> **Complete the following**
**a.** Answer these questions from the sentencing opinion excerpt:
(i) Whose finding, as reported by the High Court, does the court include?
(ii) What mandatory minimum prison sentence was imposed on Appellant?
(iii) Which pages of Appellant's Brief does the court cite?
**b.** Set down a passage of the sentencing opinion excerpt word for word. Begin at the words "We stress that" and stop after "of child pornography.".
**c.** Take the sentencing opinion excerpt further, picking up right after its final sentence.

> **Excerpted text**
◇ ◇ ◇ ◇ ◇ ◇ ◇

We stress that there is no evidence that Appellant ever showed the child pornography in his possession to any child or viewed the images in his possession for any purpose other than his own personal sexual stimulation or gratification. We include the finding of the Attorney General's Commission, as reported by the High Court, that child pornography can be a tool used to groom subsequent victims simply to highlight a state's legitimate reasons for seeking to eradicate child pornography. One of the ways in which a state may seek to achieve that end is to enact legislation mandating the imposition of lengthy sentences for recidivist offenders of the law prohibiting the possession of child pornography.
After careful reflection, we agree that Appellant's crime is much graver than the simple possession of so-called “dirty pictures” where there is no direct victim. Images of child pornography are images of child sexual abuse and exploitation; each image represents a victimized child, and there can be no dispute that those who exploit and abuse children commit very grave offenses. The essence of Appellant's argument with respect to gross disproportionality is that because he himself did not engage in any sexual abuse or exploitation of children, his crime does not warrant a 25–year mandatory minimum sentence, and the 25–year sentence of imprisonment imposed raises an inference of gross disproportionality when compared to his crime. See Appellant's Brief at 11–12 (“What Baker did was possess the images. And for twice being convicted of this simple possession of these prohibited images, he was sentenced to a mandatory minimum of 25 years in prison.”)

◇ ◇ ◇ ◇ ◇ ◇ ◇

> **Extracted entries**
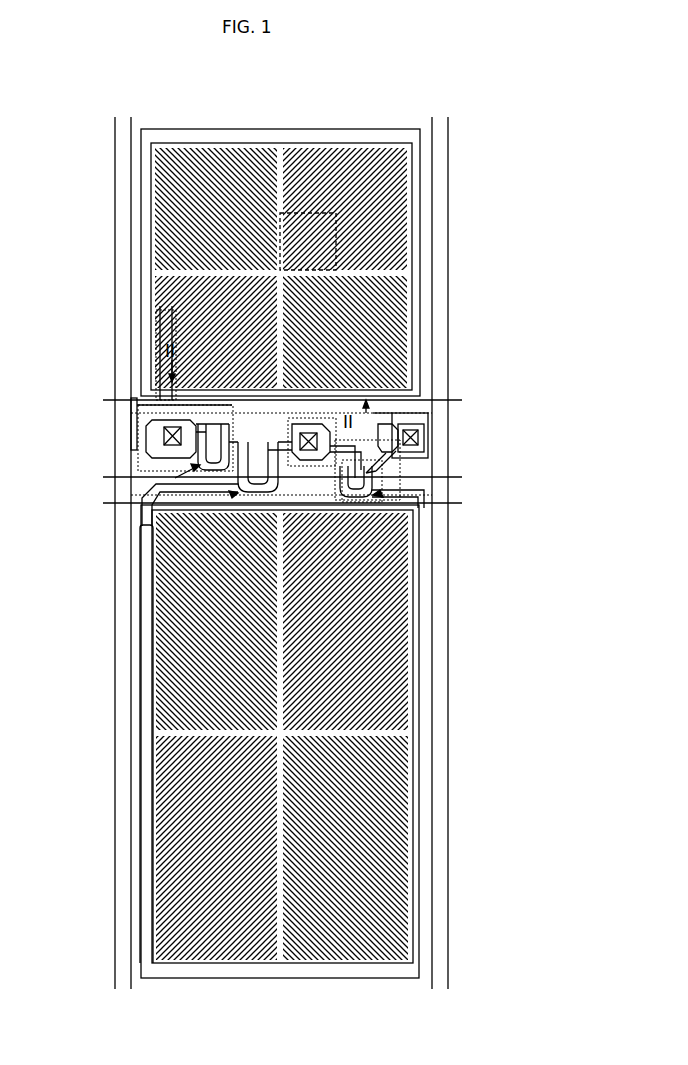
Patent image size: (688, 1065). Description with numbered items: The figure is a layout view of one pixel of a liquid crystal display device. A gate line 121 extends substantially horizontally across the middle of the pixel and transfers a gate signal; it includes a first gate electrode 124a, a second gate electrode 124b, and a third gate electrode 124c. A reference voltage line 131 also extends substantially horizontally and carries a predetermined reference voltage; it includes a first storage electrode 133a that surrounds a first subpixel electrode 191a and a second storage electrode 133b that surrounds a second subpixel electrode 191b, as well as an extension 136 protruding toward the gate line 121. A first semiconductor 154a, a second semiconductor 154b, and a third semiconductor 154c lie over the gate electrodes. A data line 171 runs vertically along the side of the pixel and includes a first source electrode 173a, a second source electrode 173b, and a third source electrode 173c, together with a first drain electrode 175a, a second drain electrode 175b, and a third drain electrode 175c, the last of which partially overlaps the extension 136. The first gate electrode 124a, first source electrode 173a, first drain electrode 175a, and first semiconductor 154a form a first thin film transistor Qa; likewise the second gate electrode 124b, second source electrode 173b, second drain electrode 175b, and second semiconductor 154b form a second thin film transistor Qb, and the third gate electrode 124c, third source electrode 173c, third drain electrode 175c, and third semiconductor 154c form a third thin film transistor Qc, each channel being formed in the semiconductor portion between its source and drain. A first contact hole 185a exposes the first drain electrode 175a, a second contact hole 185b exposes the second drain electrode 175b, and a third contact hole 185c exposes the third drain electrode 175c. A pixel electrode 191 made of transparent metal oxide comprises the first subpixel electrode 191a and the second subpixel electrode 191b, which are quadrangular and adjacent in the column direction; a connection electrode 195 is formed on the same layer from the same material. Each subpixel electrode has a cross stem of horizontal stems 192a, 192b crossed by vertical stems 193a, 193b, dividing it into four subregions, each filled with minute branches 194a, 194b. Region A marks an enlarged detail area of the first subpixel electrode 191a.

The data line 171 is at (131, 159).
The gate line 121 is at (107, 493).
The reference voltage line 131 is at (462, 402).
The first storage electrode 133a is at (423, 182).
The second storage electrode 133b is at (423, 804).
The extension 136 is at (430, 425).
The first gate electrode 124a is at (166, 378).
The second gate electrode 124b is at (170, 318).
The third gate electrode 124c is at (400, 480).
The first semiconductor 154a is at (168, 358).
The second semiconductor 154b is at (170, 338).
The third semiconductor 154c is at (360, 500).
The first source electrode 173a is at (148, 452).
The second source electrode 173b is at (262, 482).
The third source electrode 173c is at (397, 458).
The first drain electrode 175a is at (137, 407).
The second drain electrode 175b is at (240, 481).
The third drain electrode 175c is at (400, 497).
The first contact hole 185a is at (163, 436).
The second contact hole 185b is at (318, 426).
The third contact hole 185c is at (421, 433).
The pixel electrode 191 is at (329, 561).
The first subpixel electrode 191a is at (308, 555).
The second subpixel electrode 191b is at (311, 770).
The horizontal stem 192a is at (387, 270).
The horizontal stem 192b is at (387, 735).
The vertical stem 193a is at (282, 167).
The vertical stem 193b is at (334, 757).
The minute branches 194a is at (337, 197).
The minute branches 194b is at (240, 774).
The connection electrode 195 is at (396, 447).
The first thin film transistor Qa is at (196, 467).
The second thin film transistor Qb is at (234, 494).
The third thin film transistor Qc is at (378, 496).
The region A is at (337, 233).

◇ ◇ ◇ ◇ ◇ ◇ ◇

> **Written answers**
**a.**
(i) The Attorney General's Commission
(ii) 25 years
(iii) 11–12

**b.**
We stress that there is no evidence that Appellant ever showed the child pornography in his possession to any child or viewed the images in his possession for any purpose other than his own personal sexual stimulation or gratification. We include the finding of the Attorney General's Commission, as reported by the High Court, that child pornography can be a tool used to groom subsequent victims simply to highlight a state's legitimate reasons for seeking to eradicate child pornography. One of the ways in which a state may seek to achieve that end is to enact legislation mandating the imposition of lengthy sentences for recidivist offenders of the law prohibiting the possession of child pornography.

**c.**
We disagree that Appellant's offense is a simple, non-serious, possessory offense. It bears repeating here that Appellant was sentenced under a recidivist sentencing scheme. The fact that Appellant is a repeat offender certainly goes to the gravity of his instant offense. Equally importantly,we cannot view Appellant's crimes as he suggests, in a manner that detaches them from the devastating victimization that child pornography produces. Appellant's participation in the criminal subculture of viewing images of child sexual abuse for personal gratification is part and parcel of that victimization. Appellant's crime is his continued participation as an enabler of sexual crimes against children via his status as a possessor of child pornography. Although Appellant did not personally commit the underlying sexual abuse, he was certainly a willing voyeuristic participant in its commission after the fact, and it is his demand to possess images of child sexual abuse which permits and, to an extent, causes, the production of child pornography. See Ferber, supra;Osborne, supra;Davidson, supra. It is unacceptably inaccurate to characterize or label Appellant's crime as the simple possession of “dirty pictures” or the use of an outlaw product. His crime is more accurately understood as secondary or indirect participation in the sexual abuse and exploitation of innocent children for personal gratification. That is a very serious and grave offense. It is certainly no less grave than receiving $120.75 by false pretenses or shoplifting three golf clubs, recidivist offenses for which lengthier sentences of imprisonment than that imposed here were upheld against Eighth Amendment challenges by the Supreme Court of the United States. See Rummel, supra;Ewing, supra.
For this very reason, among others, it was determined that he is a Sexually Violent Predator.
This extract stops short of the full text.